Task prompt — Pictures aside, copy every record word for word.

Text content records for pages
┌──

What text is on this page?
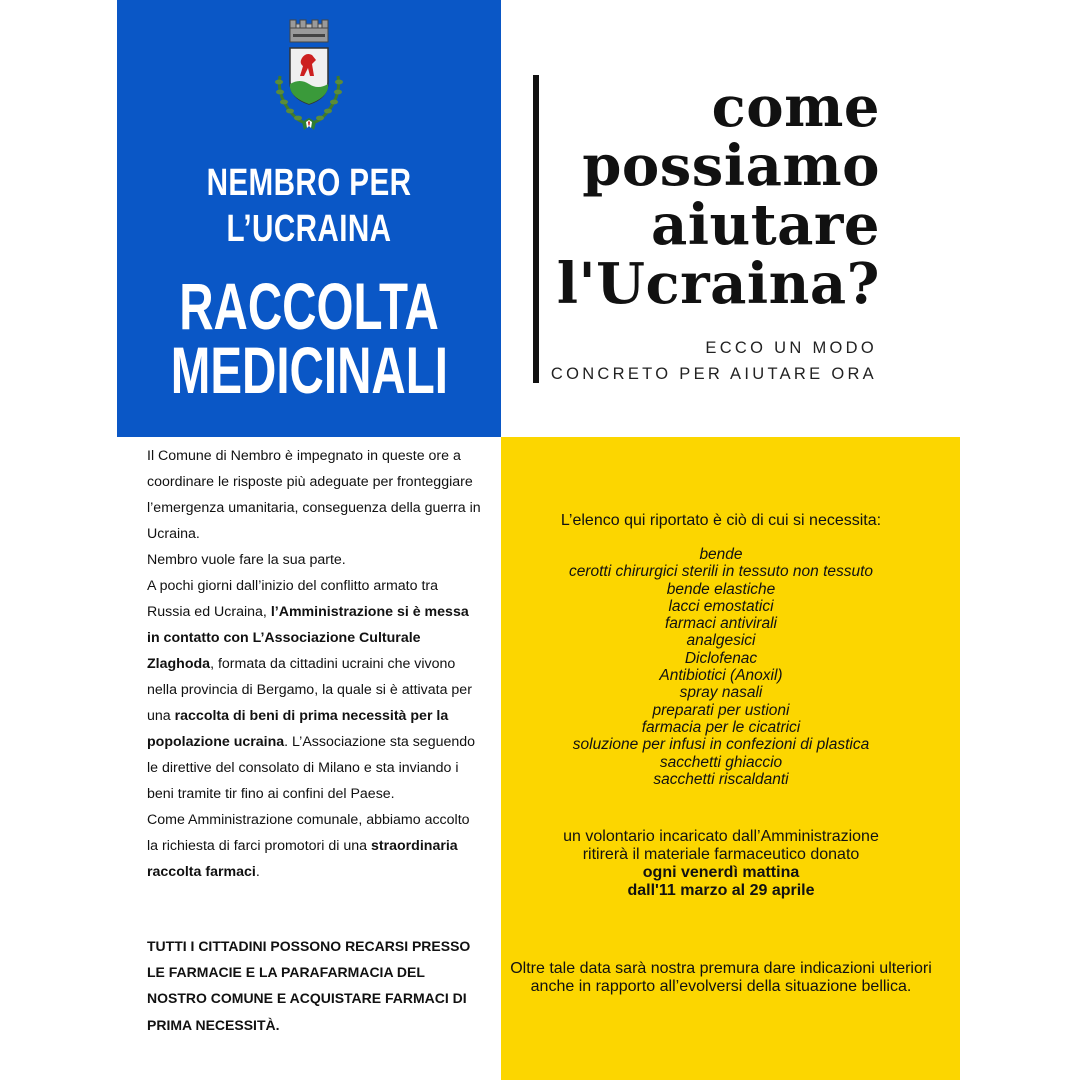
NEMBRO PER
L’UCRAINA
RACCOLTA
MEDICINALI
come
possiamo
aiutare
l'Ucraina?
ECCO UN MODO
CONCRETO PER AIUTARE ORA
L’elenco qui riportato è ciò di cui si necessita:
bende
cerotti chirurgici sterili in tessuto non tessuto
bende elastiche
lacci emostatici
farmaci antivirali
analgesici
Diclofenac
Antibiotici (Anoxil)
spray nasali
preparati per ustioni
farmacia per le cicatrici
soluzione per infusi in confezioni di plastica
sacchetti ghiaccio
sacchetti riscaldanti
un volontario incaricato dall’Amministrazione
ritirerà il materiale farmaceutico donato
ogni venerdì mattina
dall'11 marzo al 29 aprile
Oltre tale data sarà nostra premura dare indicazioni ulteriori anche in rapporto all’evolversi della situazione bellica.

Il Comune di Nembro è impegnato in queste ore a coordinare le risposte più adeguate per fronteggiare l’emergenza umanitaria, conseguenza della guerra in Ucraina.

Nembro vuole fare la sua parte.

A pochi giorni dall’inizio del conflitto armato tra Russia ed Ucraina, l’Amministrazione si è messa in contatto con L’Associazione Culturale Zlaghoda, formata da cittadini ucraini che vivono nella provincia di Bergamo, la quale si è attivata per una raccolta di beni di prima necessità per la popolazione ucraina. L’Associazione sta seguendo le direttive del consolato di Milano e sta inviando i beni tramite tir fino ai confini del Paese.

Come Amministrazione comunale, abbiamo accolto la richiesta di farci promotori di una straordinaria raccolta farmaci.

TUTTI I CITTADINI POSSONO RECARSI PRESSO LE FARMACIE E LA PARAFARMACIA DEL NOSTRO COMUNE E ACQUISTARE FARMACI DI PRIMA NECESSITÀ.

└──

Written solution —
What text is on this page?
NEMBRO PER
L’UCRAINA
RACCOLTA
MEDICINALI
come
possiamo
aiutare
l'Ucraina?
ECCO UN MODO
CONCRETO PER AIUTARE ORA
L’elenco qui riportato è ciò di cui si necessita:
bende
cerotti chirurgici sterili in tessuto non tessuto
bende elastiche
lacci emostatici
farmaci antivirali
analgesici
Diclofenac
Antibiotici (Anoxil)
spray nasali
preparati per ustioni
farmacia per le cicatrici
soluzione per infusi in confezioni di plastica
sacchetti ghiaccio
sacchetti riscaldanti
un volontario incaricato dall’Amministrazione
ritirerà il materiale farmaceutico donato
ogni venerdì mattina
dall'11 marzo al 29 aprile
Oltre tale data sarà nostra premura dare indicazioni ulteriori anche in rapporto all’evolversi della situazione bellica.

Il Comune di Nembro è impegnato in queste ore a coordinare le risposte più adeguate per fronteggiare l’emergenza umanitaria, conseguenza della guerra in Ucraina.

Nembro vuole fare la sua parte.

A pochi giorni dall’inizio del conflitto armato tra Russia ed Ucraina, l’Amministrazione si è messa in contatto con L’Associazione Culturale Zlaghoda, formata da cittadini ucraini che vivono nella provincia di Bergamo, la quale si è attivata per una raccolta di beni di prima necessità per la popolazione ucraina. L’Associazione sta seguendo le direttive del consolato di Milano e sta inviando i beni tramite tir fino ai confini del Paese.

Come Amministrazione comunale, abbiamo accolto la richiesta di farci promotori di una straordinaria raccolta farmaci.

TUTTI I CITTADINI POSSONO RECARSI PRESSO LE FARMACIE E LA PARAFARMACIA DEL NOSTRO COMUNE E ACQUISTARE FARMACI DI PRIMA NECESSITÀ.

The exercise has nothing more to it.